• _REQUIRED WORK_: Write the material out again exactly as it stands.

Figure record listings
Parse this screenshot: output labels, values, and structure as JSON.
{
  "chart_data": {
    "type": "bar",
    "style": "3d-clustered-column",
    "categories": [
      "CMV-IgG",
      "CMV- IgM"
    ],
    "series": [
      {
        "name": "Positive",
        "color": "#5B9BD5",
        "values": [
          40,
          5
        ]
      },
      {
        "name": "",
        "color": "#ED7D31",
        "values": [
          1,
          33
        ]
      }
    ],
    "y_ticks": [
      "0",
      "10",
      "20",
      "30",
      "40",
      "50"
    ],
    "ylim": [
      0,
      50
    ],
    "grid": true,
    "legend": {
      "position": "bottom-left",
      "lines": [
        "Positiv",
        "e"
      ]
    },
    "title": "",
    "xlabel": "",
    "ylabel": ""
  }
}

• _TASK RESPONSE_:
Parse this screenshot: output labels, values, and structure as JSON.
{
  "chart_data": {
    "type": "bar",
    "style": "3d-clustered-column",
    "categories": [
      "CMV-IgG",
      "CMV- IgM"
    ],
    "series": [
      {
        "name": "Positive",
        "color": "#5B9BD5",
        "values": [
          40,
          5
        ]
      },
      {
        "name": "",
        "color": "#ED7D31",
        "values": [
          1,
          33
        ]
      }
    ],
    "y_ticks": [
      "0",
      "10",
      "20",
      "30",
      "40",
      "50"
    ],
    "ylim": [
      0,
      50
    ],
    "grid": true,
    "legend": {
      "position": "bottom-left",
      "lines": [
        "Positiv",
        "e"
      ]
    },
    "title": "",
    "xlabel": "",
    "ylabel": ""
  }
}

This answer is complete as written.